**** Material for the task ****

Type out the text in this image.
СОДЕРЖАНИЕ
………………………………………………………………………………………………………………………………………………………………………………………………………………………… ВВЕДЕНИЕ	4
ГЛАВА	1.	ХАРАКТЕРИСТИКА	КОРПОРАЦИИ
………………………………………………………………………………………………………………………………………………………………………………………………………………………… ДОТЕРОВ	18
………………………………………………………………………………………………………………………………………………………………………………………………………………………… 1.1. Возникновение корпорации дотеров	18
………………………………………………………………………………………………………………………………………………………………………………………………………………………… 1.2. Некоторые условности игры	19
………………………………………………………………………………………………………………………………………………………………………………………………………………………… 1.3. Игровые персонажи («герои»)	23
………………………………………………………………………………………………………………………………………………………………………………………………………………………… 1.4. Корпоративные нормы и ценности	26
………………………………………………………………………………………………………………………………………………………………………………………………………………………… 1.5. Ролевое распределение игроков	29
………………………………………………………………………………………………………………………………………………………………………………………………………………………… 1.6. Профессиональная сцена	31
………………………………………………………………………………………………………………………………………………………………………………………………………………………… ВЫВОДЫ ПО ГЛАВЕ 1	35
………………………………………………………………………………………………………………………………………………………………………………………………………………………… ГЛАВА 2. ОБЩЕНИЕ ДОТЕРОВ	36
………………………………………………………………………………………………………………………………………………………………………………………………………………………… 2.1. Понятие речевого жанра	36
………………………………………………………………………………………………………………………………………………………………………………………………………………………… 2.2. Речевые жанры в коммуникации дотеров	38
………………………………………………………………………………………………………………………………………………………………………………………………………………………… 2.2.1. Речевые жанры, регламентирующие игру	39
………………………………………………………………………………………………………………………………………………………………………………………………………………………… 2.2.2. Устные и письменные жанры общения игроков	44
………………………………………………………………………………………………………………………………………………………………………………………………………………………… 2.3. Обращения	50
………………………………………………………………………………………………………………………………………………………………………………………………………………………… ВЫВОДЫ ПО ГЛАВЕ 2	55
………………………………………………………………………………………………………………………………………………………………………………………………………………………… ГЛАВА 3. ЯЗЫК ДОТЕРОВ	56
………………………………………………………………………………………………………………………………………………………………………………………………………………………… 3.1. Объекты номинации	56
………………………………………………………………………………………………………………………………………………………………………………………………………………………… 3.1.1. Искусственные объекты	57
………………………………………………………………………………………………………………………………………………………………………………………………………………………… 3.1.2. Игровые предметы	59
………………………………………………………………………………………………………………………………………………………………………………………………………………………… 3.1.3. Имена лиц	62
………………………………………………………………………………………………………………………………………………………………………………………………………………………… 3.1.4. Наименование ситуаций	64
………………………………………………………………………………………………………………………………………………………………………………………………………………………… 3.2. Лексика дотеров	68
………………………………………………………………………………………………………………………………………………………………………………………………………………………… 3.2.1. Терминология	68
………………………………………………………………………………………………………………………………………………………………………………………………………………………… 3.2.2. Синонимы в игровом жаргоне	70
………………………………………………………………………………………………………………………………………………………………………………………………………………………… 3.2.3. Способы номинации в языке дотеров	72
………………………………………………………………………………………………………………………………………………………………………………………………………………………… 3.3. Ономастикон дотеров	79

****

**Task requirements**
Nothing may be left out: return each entry exactly as it reads.

**Response**
Type out the text in this image.
СОДЕРЖАНИЕ
………………………………………………………………………………………………………………………………………………………………………………………………………………………… ВВЕДЕНИЕ	4
ГЛАВА	1.	ХАРАКТЕРИСТИКА	КОРПОРАЦИИ
………………………………………………………………………………………………………………………………………………………………………………………………………………………… ДОТЕРОВ	18
………………………………………………………………………………………………………………………………………………………………………………………………………………………… 1.1. Возникновение корпорации дотеров	18
………………………………………………………………………………………………………………………………………………………………………………………………………………………… 1.2. Некоторые условности игры	19
………………………………………………………………………………………………………………………………………………………………………………………………………………………… 1.3. Игровые персонажи («герои»)	23
………………………………………………………………………………………………………………………………………………………………………………………………………………………… 1.4. Корпоративные нормы и ценности	26
………………………………………………………………………………………………………………………………………………………………………………………………………………………… 1.5. Ролевое распределение игроков	29
………………………………………………………………………………………………………………………………………………………………………………………………………………………… 1.6. Профессиональная сцена	31
………………………………………………………………………………………………………………………………………………………………………………………………………………………… ВЫВОДЫ ПО ГЛАВЕ 1	35
………………………………………………………………………………………………………………………………………………………………………………………………………………………… ГЛАВА 2. ОБЩЕНИЕ ДОТЕРОВ	36
………………………………………………………………………………………………………………………………………………………………………………………………………………………… 2.1. Понятие речевого жанра	36
………………………………………………………………………………………………………………………………………………………………………………………………………………………… 2.2. Речевые жанры в коммуникации дотеров	38
………………………………………………………………………………………………………………………………………………………………………………………………………………………… 2.2.1. Речевые жанры, регламентирующие игру	39
………………………………………………………………………………………………………………………………………………………………………………………………………………………… 2.2.2. Устные и письменные жанры общения игроков	44
………………………………………………………………………………………………………………………………………………………………………………………………………………………… 2.3. Обращения	50
………………………………………………………………………………………………………………………………………………………………………………………………………………………… ВЫВОДЫ ПО ГЛАВЕ 2	55
………………………………………………………………………………………………………………………………………………………………………………………………………………………… ГЛАВА 3. ЯЗЫК ДОТЕРОВ	56
………………………………………………………………………………………………………………………………………………………………………………………………………………………… 3.1. Объекты номинации	56
………………………………………………………………………………………………………………………………………………………………………………………………………………………… 3.1.1. Искусственные объекты	57
………………………………………………………………………………………………………………………………………………………………………………………………………………………… 3.1.2. Игровые предметы	59
………………………………………………………………………………………………………………………………………………………………………………………………………………………… 3.1.3. Имена лиц	62
………………………………………………………………………………………………………………………………………………………………………………………………………………………… 3.1.4. Наименование ситуаций	64
………………………………………………………………………………………………………………………………………………………………………………………………………………………… 3.2. Лексика дотеров	68
………………………………………………………………………………………………………………………………………………………………………………………………………………………… 3.2.1. Терминология	68
………………………………………………………………………………………………………………………………………………………………………………………………………………………… 3.2.2. Синонимы в игровом жаргоне	70
………………………………………………………………………………………………………………………………………………………………………………………………………………………… 3.2.3. Способы номинации в языке дотеров	72
………………………………………………………………………………………………………………………………………………………………………………………………………………………… 3.3. Ономастикон дотеров	79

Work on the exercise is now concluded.